Objective:
Search the material for "Ensemble" and show all lines that contain it.

+++++

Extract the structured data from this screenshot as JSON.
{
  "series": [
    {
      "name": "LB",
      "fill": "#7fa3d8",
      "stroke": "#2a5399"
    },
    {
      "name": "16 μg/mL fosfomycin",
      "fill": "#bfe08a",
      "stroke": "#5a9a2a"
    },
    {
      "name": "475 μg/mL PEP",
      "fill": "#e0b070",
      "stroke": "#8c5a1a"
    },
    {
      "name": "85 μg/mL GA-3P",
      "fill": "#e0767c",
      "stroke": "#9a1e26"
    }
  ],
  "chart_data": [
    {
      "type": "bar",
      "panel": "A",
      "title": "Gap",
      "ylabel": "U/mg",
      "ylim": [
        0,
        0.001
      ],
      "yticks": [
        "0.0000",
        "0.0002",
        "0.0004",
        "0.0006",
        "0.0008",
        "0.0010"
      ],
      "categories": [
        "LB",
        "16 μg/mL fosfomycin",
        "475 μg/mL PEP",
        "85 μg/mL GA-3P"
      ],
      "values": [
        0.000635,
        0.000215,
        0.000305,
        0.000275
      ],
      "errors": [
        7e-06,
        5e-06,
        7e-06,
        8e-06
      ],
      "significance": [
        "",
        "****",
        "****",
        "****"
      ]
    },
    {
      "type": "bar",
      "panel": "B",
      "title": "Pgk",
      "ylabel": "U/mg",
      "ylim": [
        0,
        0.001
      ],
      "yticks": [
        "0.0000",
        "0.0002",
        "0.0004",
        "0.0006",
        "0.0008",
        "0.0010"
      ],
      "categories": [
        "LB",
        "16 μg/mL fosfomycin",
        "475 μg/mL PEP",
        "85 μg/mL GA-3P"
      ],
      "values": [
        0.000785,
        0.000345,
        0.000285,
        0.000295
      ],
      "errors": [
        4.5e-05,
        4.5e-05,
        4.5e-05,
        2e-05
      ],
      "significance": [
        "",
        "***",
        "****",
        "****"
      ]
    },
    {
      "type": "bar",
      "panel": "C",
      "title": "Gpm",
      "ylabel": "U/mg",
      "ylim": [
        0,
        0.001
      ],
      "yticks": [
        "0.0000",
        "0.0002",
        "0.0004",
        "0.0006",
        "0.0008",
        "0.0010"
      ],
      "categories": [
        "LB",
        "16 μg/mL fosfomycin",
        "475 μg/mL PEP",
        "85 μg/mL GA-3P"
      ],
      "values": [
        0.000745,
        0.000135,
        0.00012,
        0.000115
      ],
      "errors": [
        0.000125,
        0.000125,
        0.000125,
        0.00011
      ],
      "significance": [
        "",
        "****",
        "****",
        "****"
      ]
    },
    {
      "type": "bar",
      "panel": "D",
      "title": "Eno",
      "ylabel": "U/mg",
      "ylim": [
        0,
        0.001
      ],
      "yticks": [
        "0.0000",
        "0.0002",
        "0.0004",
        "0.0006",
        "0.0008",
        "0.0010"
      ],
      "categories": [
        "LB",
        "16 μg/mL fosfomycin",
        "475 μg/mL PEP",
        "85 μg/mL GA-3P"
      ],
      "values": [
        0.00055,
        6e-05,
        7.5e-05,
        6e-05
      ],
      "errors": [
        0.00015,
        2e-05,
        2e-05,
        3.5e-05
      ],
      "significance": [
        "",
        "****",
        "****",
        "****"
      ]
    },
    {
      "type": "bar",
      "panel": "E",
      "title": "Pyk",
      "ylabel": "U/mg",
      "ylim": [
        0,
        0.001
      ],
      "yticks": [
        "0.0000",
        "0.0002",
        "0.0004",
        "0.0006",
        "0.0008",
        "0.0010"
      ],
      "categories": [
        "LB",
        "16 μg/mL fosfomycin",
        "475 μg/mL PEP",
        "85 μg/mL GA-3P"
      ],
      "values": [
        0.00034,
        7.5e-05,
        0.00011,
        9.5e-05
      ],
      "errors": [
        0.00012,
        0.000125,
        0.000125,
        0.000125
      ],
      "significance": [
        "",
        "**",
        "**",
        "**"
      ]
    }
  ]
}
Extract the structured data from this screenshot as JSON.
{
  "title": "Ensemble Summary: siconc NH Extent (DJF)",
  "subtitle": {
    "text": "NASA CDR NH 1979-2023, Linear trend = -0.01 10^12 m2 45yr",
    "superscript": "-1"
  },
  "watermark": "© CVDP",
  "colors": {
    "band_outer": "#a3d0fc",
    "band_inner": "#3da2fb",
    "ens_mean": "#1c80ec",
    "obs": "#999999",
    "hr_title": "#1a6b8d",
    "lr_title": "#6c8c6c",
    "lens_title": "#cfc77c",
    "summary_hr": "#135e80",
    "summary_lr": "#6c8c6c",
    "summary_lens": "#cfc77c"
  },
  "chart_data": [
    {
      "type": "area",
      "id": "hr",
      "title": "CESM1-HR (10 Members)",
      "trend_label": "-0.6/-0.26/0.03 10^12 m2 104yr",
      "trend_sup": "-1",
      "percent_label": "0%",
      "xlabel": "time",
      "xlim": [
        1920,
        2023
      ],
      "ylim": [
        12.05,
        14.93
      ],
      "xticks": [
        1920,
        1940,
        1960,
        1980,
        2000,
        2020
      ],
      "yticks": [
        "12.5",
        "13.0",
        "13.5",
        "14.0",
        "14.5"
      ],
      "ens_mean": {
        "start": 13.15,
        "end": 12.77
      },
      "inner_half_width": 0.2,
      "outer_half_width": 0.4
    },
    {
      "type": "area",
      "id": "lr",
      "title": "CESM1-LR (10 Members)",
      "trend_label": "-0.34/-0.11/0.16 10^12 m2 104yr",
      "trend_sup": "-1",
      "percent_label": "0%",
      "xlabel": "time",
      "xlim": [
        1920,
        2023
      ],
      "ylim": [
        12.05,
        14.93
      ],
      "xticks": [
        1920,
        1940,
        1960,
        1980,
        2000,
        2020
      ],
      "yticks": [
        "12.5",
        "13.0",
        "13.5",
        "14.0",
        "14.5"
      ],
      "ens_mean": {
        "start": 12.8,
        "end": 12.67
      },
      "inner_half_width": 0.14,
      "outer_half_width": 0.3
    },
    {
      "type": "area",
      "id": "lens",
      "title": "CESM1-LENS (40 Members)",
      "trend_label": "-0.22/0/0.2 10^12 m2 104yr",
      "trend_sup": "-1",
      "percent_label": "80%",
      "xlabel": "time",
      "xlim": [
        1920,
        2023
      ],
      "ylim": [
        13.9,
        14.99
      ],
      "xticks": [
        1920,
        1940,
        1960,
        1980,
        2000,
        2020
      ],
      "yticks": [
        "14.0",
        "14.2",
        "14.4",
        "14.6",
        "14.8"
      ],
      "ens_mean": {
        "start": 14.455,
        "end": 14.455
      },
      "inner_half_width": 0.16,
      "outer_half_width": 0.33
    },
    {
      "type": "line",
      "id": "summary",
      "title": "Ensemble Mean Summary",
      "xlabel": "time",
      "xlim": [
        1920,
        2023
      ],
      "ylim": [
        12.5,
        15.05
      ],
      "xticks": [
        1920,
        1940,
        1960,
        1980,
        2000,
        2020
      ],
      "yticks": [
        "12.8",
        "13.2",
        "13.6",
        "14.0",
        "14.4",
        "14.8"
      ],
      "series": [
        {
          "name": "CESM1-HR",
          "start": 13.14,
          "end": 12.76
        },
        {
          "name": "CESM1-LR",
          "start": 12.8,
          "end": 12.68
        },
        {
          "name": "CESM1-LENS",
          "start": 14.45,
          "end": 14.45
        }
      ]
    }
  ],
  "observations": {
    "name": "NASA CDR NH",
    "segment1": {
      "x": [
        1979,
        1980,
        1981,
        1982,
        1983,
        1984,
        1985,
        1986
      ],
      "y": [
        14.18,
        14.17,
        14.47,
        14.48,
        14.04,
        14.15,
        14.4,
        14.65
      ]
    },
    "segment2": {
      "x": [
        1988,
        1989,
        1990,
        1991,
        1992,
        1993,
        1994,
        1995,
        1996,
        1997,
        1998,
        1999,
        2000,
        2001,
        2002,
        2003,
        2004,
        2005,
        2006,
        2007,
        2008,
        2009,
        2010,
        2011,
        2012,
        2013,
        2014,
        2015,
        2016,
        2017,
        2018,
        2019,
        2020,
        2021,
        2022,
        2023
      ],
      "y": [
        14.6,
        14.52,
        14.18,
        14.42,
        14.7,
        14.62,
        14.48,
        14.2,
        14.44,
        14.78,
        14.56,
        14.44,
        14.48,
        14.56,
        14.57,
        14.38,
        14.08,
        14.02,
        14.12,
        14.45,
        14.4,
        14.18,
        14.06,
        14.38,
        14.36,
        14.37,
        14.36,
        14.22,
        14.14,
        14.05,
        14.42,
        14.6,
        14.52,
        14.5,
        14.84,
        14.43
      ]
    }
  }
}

+++++

Solution:
  "title": "Ensemble Summary: siconc NH Extent (DJF)",
      "title": "Ensemble Mean Summary",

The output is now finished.